─── Recorded information ───

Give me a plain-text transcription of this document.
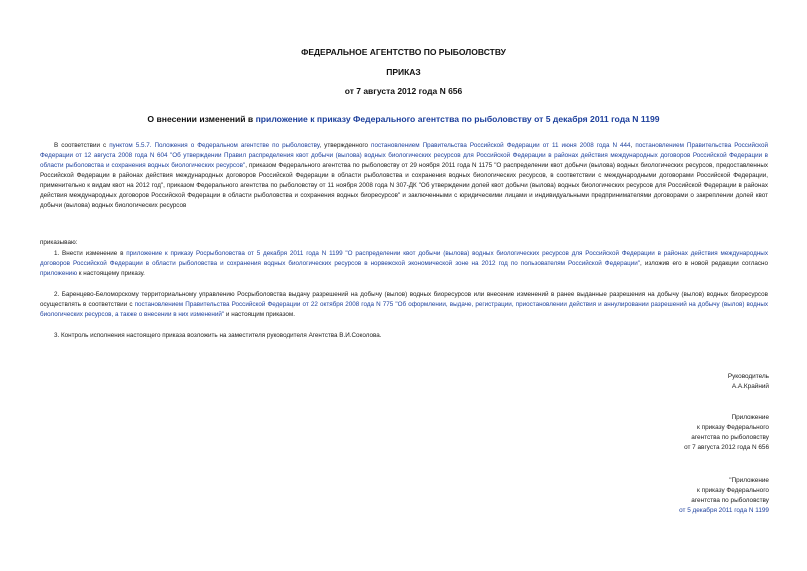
ФЕДЕРАЛЬНОЕ АГЕНТСТВО ПО РЫБОЛОВСТВУ
ПРИКАЗ
от 7 августа 2012 года N 656
О внесении изменений в приложение к приказу Федерального агентства по рыболовству от 5 декабря 2011 года N 1199
В соответствии с пунктом 5.5.7. Положения о Федеральном агентстве по рыболовству, утвержденного постановлением Правительства Российской Федерации от 11 июня 2008 года N 444, постановлением Правительства Российской Федерации от 12 августа 2008 года N 604 "Об утверждении Правил распределения квот добычи (вылова) водных биологических ресурсов для Российской Федерации в районах действия международных договоров Российской Федерации в области рыболовства и сохранения водных биологических ресурсов", приказом Федерального агентства по рыболовству от 29 ноября 2011 года N 1175 "О распределении квот добычи (вылова) водных биологических ресурсов, предоставленных Российской Федерации в районах действия международных договоров Российской Федерации в области рыболовства и сохранения водных биологических ресурсов, в соответствии с международными договорами Российской Федерации, применительно к видам квот на 2012 год", приказом Федерального агентства по рыболовству от 11 ноября 2008 года N 307-ДК "Об утверждении долей квот добычи (вылова) водных биологических ресурсов для Российской Федерации в районах действия международных договоров Российской Федерации в области рыболовства и сохранения водных биоресурсов" и заключенными с юридическими лицами и индивидуальными предпринимателями договорами о закреплении долей квот добычи (вылова) водных биологических ресурсов
приказываю:
1. Внести изменение в приложение к приказу Росрыболовства от 5 декабря 2011 года N 1199 "О распределении квот добычи (вылова) водных биологических ресурсов для Российской Федерации в районах действия международных договоров Российской Федерации в области рыболовства и сохранения водных биологических ресурсов в норвежской экономической зоне на 2012 год по пользователям Российской Федерации", изложив его в новой редакции согласно приложению к настоящему приказу.
2. Баренцево-Беломорскому территориальному управлению Росрыболовства выдачу разрешений на добычу (вылов) водных биоресурсов или внесение изменений в ранее выданные разрешения на добычу (вылов) водных биоресурсов осуществлять в соответствии с постановлением Правительства Российской Федерации от 22 октября 2008 года N 775 "Об оформлении, выдаче, регистрации, приостановлении действия и аннулировании разрешений на добычу (вылов) водных биологических ресурсов, а также о внесении в них изменений" и настоящим приказом.
3. Контроль исполнения настоящего приказа возложить на заместителя руководителя Агентства В.И.Соколова.
Руководитель
А.А.Крайний
Приложение
к приказу Федерального
агентства по рыболовству
от 7 августа 2012 года N 656
"Приложение
к приказу Федерального
агентства по рыболовству
от 5 декабря 2011 года N 1199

───

* Description of the task: Print the full listing exactly, dropping the pictures.

* Solved exercise:
Give me a plain-text transcription of this document.
ФЕДЕРАЛЬНОЕ АГЕНТСТВО ПО РЫБОЛОВСТВУ
ПРИКАЗ
от 7 августа 2012 года N 656
О внесении изменений в приложение к приказу Федерального агентства по рыболовству от 5 декабря 2011 года N 1199
В соответствии с пунктом 5.5.7. Положения о Федеральном агентстве по рыболовству, утвержденного постановлением Правительства Российской Федерации от 11 июня 2008 года N 444, постановлением Правительства Российской Федерации от 12 августа 2008 года N 604 "Об утверждении Правил распределения квот добычи (вылова) водных биологических ресурсов для Российской Федерации в районах действия международных договоров Российской Федерации в области рыболовства и сохранения водных биологических ресурсов", приказом Федерального агентства по рыболовству от 29 ноября 2011 года N 1175 "О распределении квот добычи (вылова) водных биологических ресурсов, предоставленных Российской Федерации в районах действия международных договоров Российской Федерации в области рыболовства и сохранения водных биологических ресурсов, в соответствии с международными договорами Российской Федерации, применительно к видам квот на 2012 год", приказом Федерального агентства по рыболовству от 11 ноября 2008 года N 307-ДК "Об утверждении долей квот добычи (вылова) водных биологических ресурсов для Российской Федерации в районах действия международных договоров Российской Федерации в области рыболовства и сохранения водных биоресурсов" и заключенными с юридическими лицами и индивидуальными предпринимателями договорами о закреплении долей квот добычи (вылова) водных биологических ресурсов
приказываю:
1. Внести изменение в приложение к приказу Росрыболовства от 5 декабря 2011 года N 1199 "О распределении квот добычи (вылова) водных биологических ресурсов для Российской Федерации в районах действия международных договоров Российской Федерации в области рыболовства и сохранения водных биологических ресурсов в норвежской экономической зоне на 2012 год по пользователям Российской Федерации", изложив его в новой редакции согласно приложению к настоящему приказу.
2. Баренцево-Беломорскому территориальному управлению Росрыболовства выдачу разрешений на добычу (вылов) водных биоресурсов или внесение изменений в ранее выданные разрешения на добычу (вылов) водных биоресурсов осуществлять в соответствии с постановлением Правительства Российской Федерации от 22 октября 2008 года N 775 "Об оформлении, выдаче, регистрации, приостановлении действия и аннулировании разрешений на добычу (вылов) водных биологических ресурсов, а также о внесении в них изменений" и настоящим приказом.
3. Контроль исполнения настоящего приказа возложить на заместителя руководителя Агентства В.И.Соколова.
Руководитель
А.А.Крайний
Приложение
к приказу Федерального
агентства по рыболовству
от 7 августа 2012 года N 656
"Приложение
к приказу Федерального
агентства по рыболовству
от 5 декабря 2011 года N 1199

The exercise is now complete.